▶ [Required work] Each line that includes "JSON" counts once; give the total and nothing besides.
**** Entries supplied
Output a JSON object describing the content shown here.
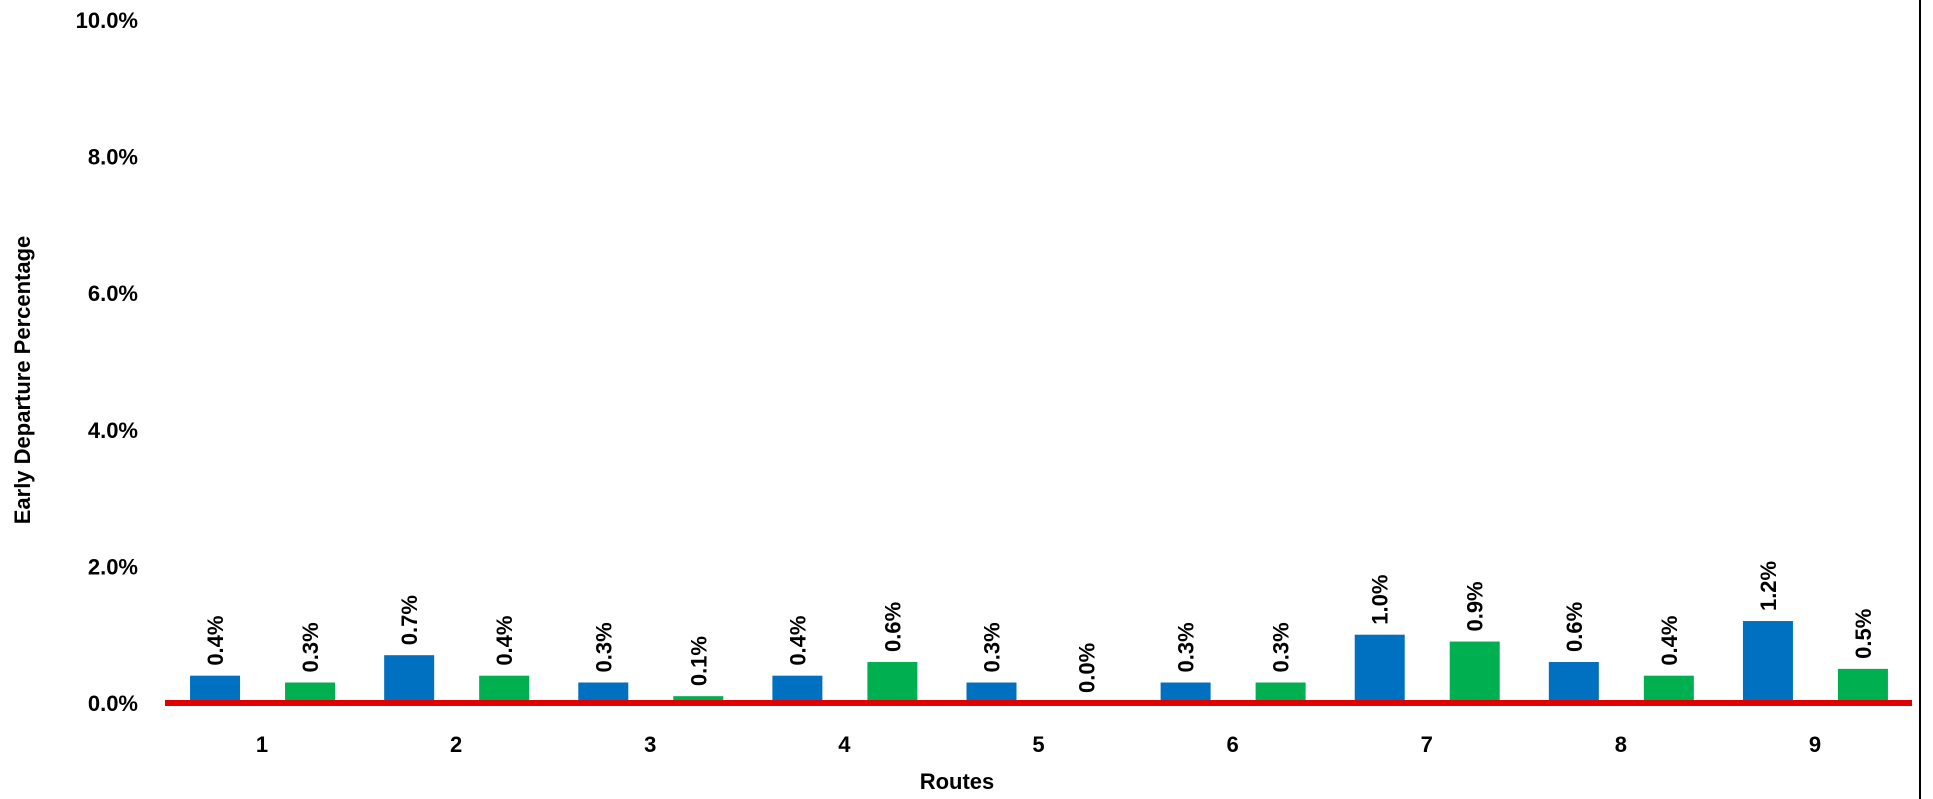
{
  "chart_data": {
    "type": "bar",
    "xlabel": "Routes",
    "ylabel": "Early Departure Percentage",
    "categories": [
      "1",
      "2",
      "3",
      "4",
      "5",
      "6",
      "7",
      "8",
      "9"
    ],
    "series": [
      {
        "color": "#0070C0",
        "values": [
          0.4,
          0.7,
          0.3,
          0.4,
          0.3,
          0.3,
          1.0,
          0.6,
          1.2
        ],
        "labels": [
          "0.4%",
          "0.7%",
          "0.3%",
          "0.4%",
          "0.3%",
          "0.3%",
          "1.0%",
          "0.6%",
          "1.2%"
        ]
      },
      {
        "color": "#00B050",
        "values": [
          0.3,
          0.4,
          0.1,
          0.6,
          0.0,
          0.3,
          0.9,
          0.4,
          0.5
        ],
        "labels": [
          "0.3%",
          "0.4%",
          "0.1%",
          "0.6%",
          "0.0%",
          "0.3%",
          "0.9%",
          "0.4%",
          "0.5%"
        ]
      }
    ],
    "ylim": [
      0,
      10
    ],
    "yticks": [
      0,
      2,
      4,
      6,
      8,
      10
    ],
    "ytick_labels": [
      "0.0%",
      "2.0%",
      "4.0%",
      "6.0%",
      "8.0%",
      "10.0%"
    ],
    "baseline_color": "#E00000",
    "grid": false,
    "legend": "none"
  }
}
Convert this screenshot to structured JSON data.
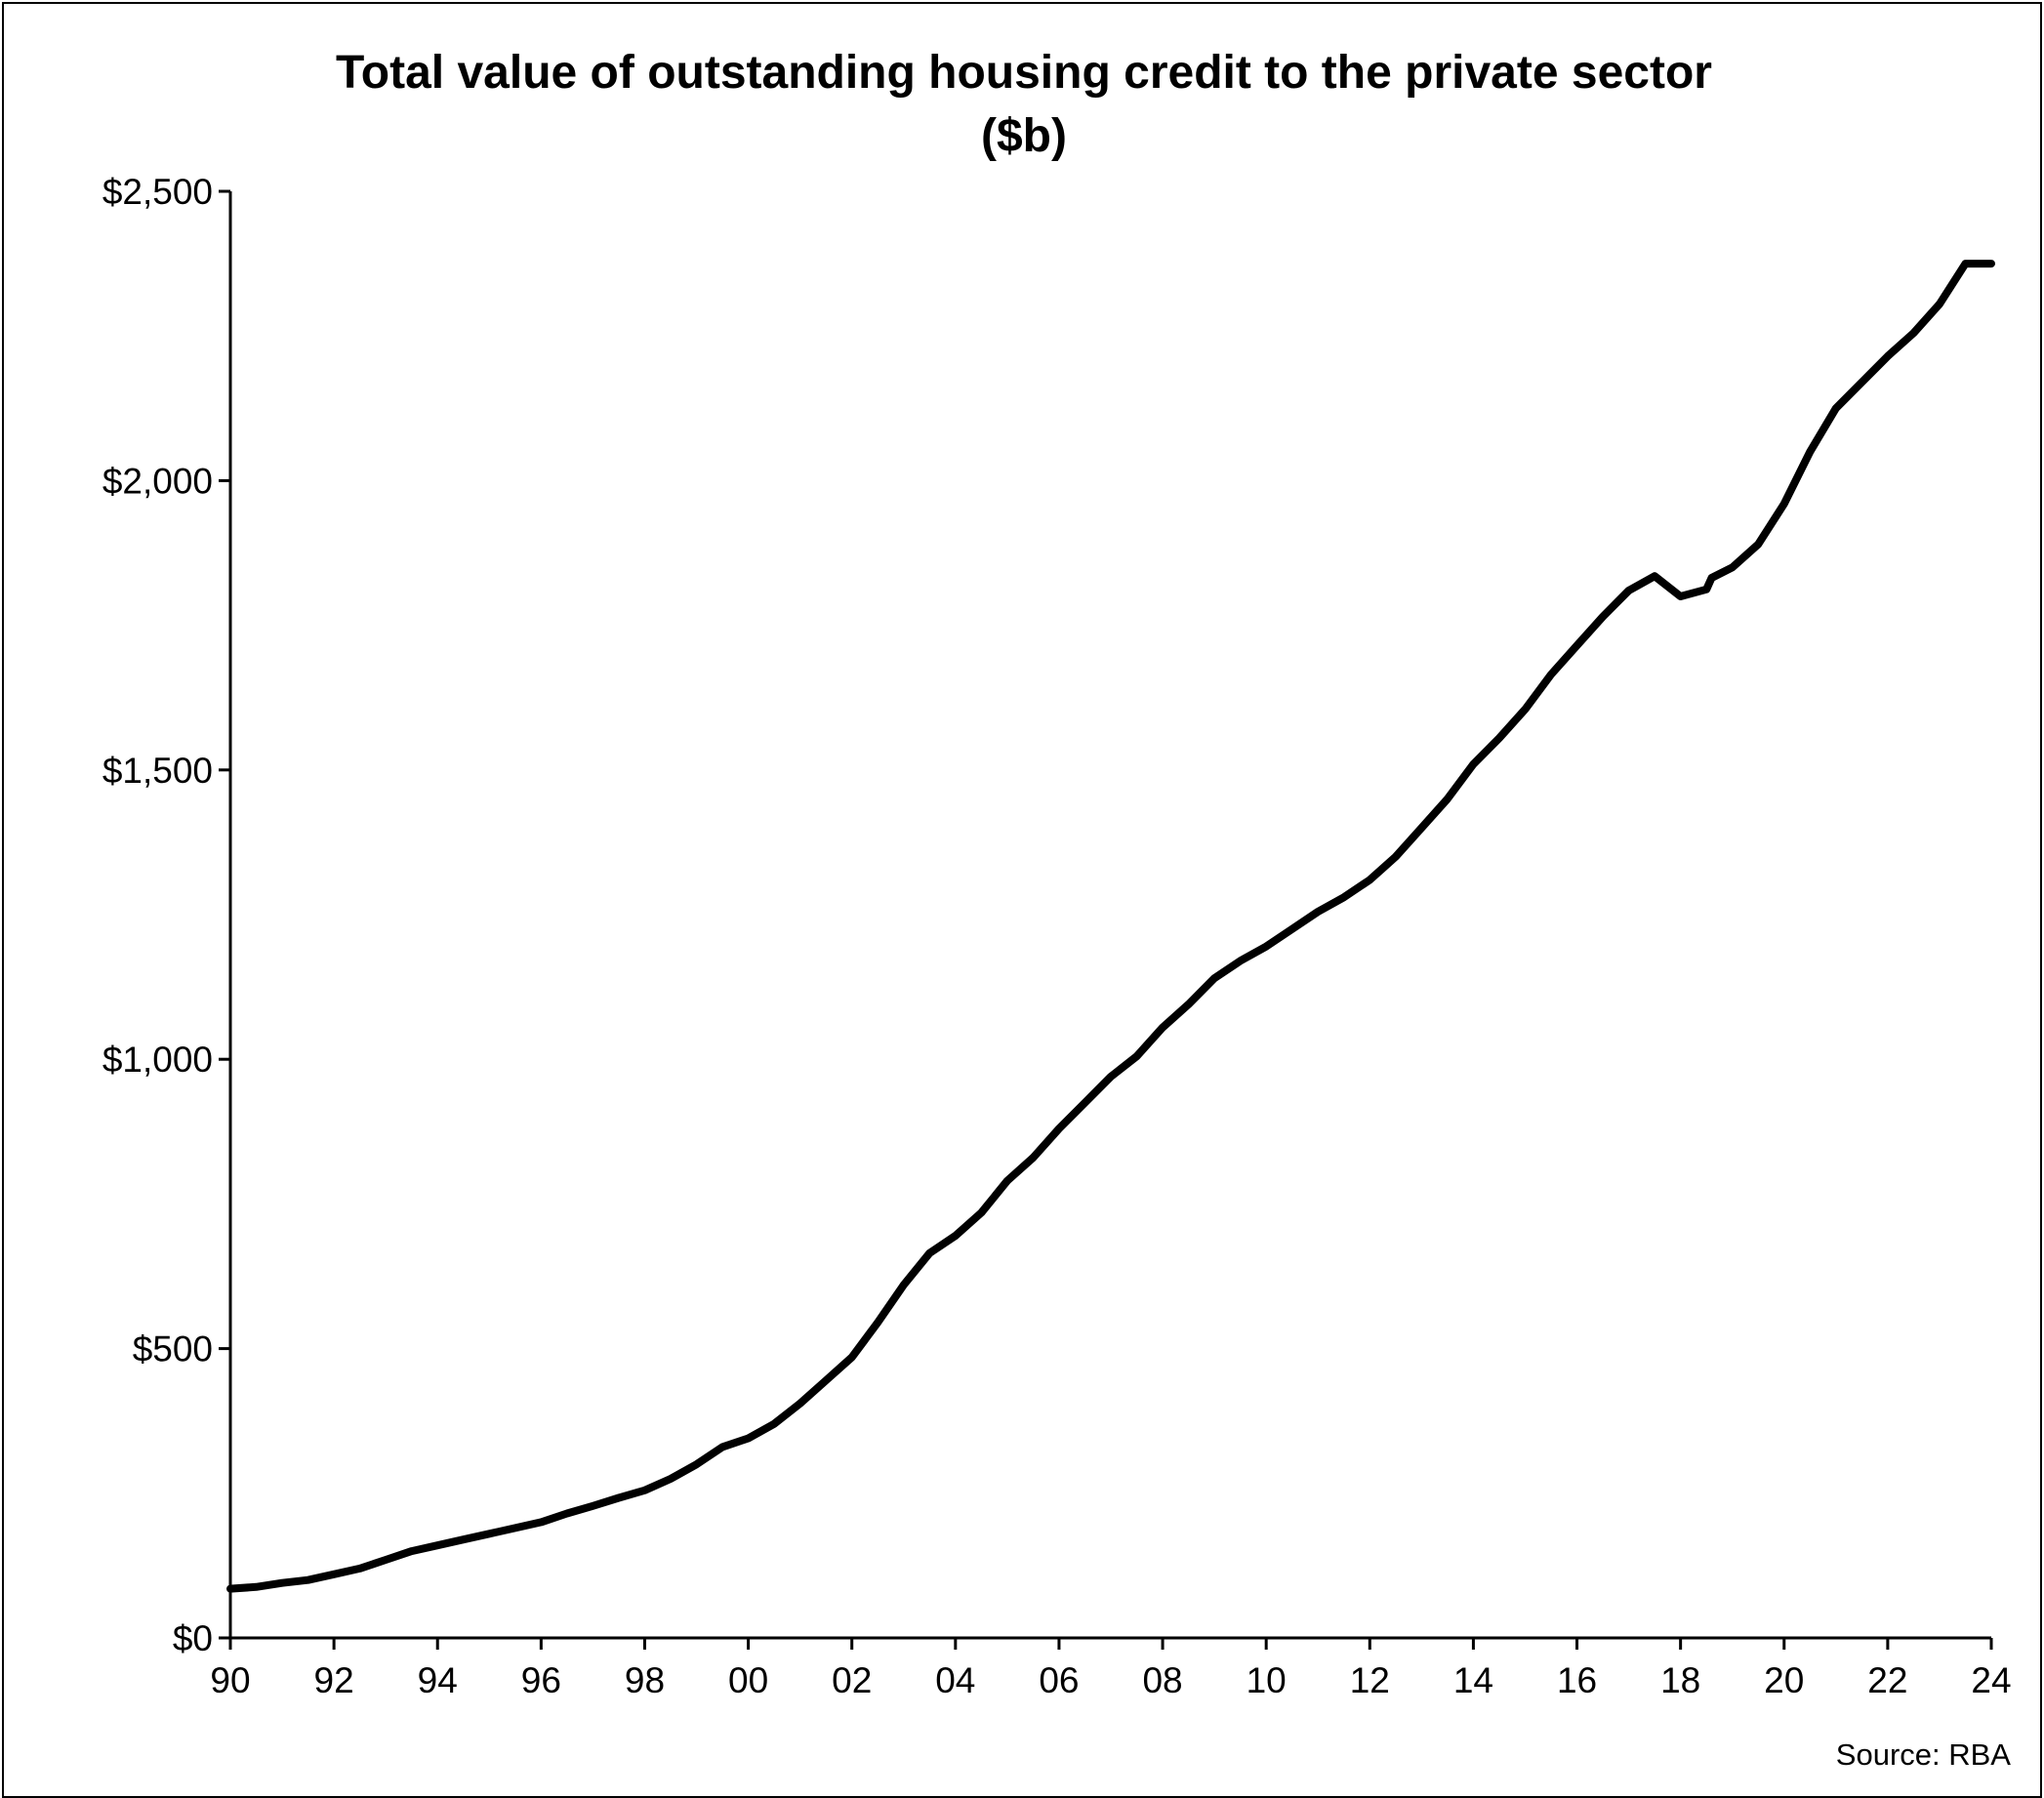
{
  "chart_data": {
    "type": "line",
    "title": "Total value of outstanding housing credit to the private sector",
    "subtitle": "($b)",
    "source": "Source: RBA",
    "xlabel": "",
    "ylabel": "",
    "xlim": [
      1990,
      2024
    ],
    "ylim": [
      0,
      2500
    ],
    "grid": false,
    "legend": "none",
    "line_color": "#000000",
    "y_ticks": [
      {
        "value": 0,
        "label": "$0"
      },
      {
        "value": 500,
        "label": "$500"
      },
      {
        "value": 1000,
        "label": "$1,000"
      },
      {
        "value": 1500,
        "label": "$1,500"
      },
      {
        "value": 2000,
        "label": "$2,000"
      },
      {
        "value": 2500,
        "label": "$2,500"
      }
    ],
    "x_ticks": [
      {
        "value": 1990,
        "label": "90"
      },
      {
        "value": 1992,
        "label": "92"
      },
      {
        "value": 1994,
        "label": "94"
      },
      {
        "value": 1996,
        "label": "96"
      },
      {
        "value": 1998,
        "label": "98"
      },
      {
        "value": 2000,
        "label": "00"
      },
      {
        "value": 2002,
        "label": "02"
      },
      {
        "value": 2004,
        "label": "04"
      },
      {
        "value": 2006,
        "label": "06"
      },
      {
        "value": 2008,
        "label": "08"
      },
      {
        "value": 2010,
        "label": "10"
      },
      {
        "value": 2012,
        "label": "12"
      },
      {
        "value": 2014,
        "label": "14"
      },
      {
        "value": 2016,
        "label": "16"
      },
      {
        "value": 2018,
        "label": "18"
      },
      {
        "value": 2020,
        "label": "20"
      },
      {
        "value": 2022,
        "label": "22"
      },
      {
        "value": 2024,
        "label": "24"
      }
    ],
    "series": [
      {
        "x": [
          1990.0,
          1990.5,
          1991.0,
          1991.5,
          1992.0,
          1992.5,
          1993.0,
          1993.5,
          1994.0,
          1994.5,
          1995.0,
          1995.5,
          1996.0,
          1996.5,
          1997.0,
          1997.5,
          1998.0,
          1998.5,
          1999.0,
          1999.5,
          2000.0,
          2000.5,
          2001.0,
          2001.5,
          2002.0,
          2002.5,
          2003.0,
          2003.5,
          2004.0,
          2004.5,
          2005.0,
          2005.5,
          2006.0,
          2006.5,
          2007.0,
          2007.5,
          2008.0,
          2008.5,
          2009.0,
          2009.5,
          2010.0,
          2010.5,
          2011.0,
          2011.5,
          2012.0,
          2012.5,
          2013.0,
          2013.5,
          2014.0,
          2014.5,
          2015.0,
          2015.5,
          2016.0,
          2016.5,
          2017.0,
          2017.5,
          2018.0,
          2018.5,
          2018.6,
          2019.0,
          2019.5,
          2020.0,
          2020.5,
          2021.0,
          2021.5,
          2022.0,
          2022.5,
          2023.0,
          2023.5,
          2024.0
        ],
        "y": [
          85,
          88,
          95,
          100,
          110,
          120,
          135,
          150,
          160,
          170,
          180,
          190,
          200,
          215,
          228,
          242,
          255,
          275,
          300,
          330,
          345,
          370,
          405,
          445,
          485,
          545,
          610,
          665,
          695,
          735,
          790,
          830,
          880,
          925,
          970,
          1005,
          1055,
          1095,
          1140,
          1170,
          1195,
          1225,
          1255,
          1280,
          1310,
          1350,
          1400,
          1450,
          1510,
          1555,
          1605,
          1665,
          1715,
          1765,
          1810,
          1835,
          1800,
          1812,
          1832,
          1850,
          1890,
          1960,
          2050,
          2125,
          2170,
          2215,
          2255,
          2305,
          2375,
          2375
        ]
      }
    ]
  }
}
********
▶ [Exercise output] 2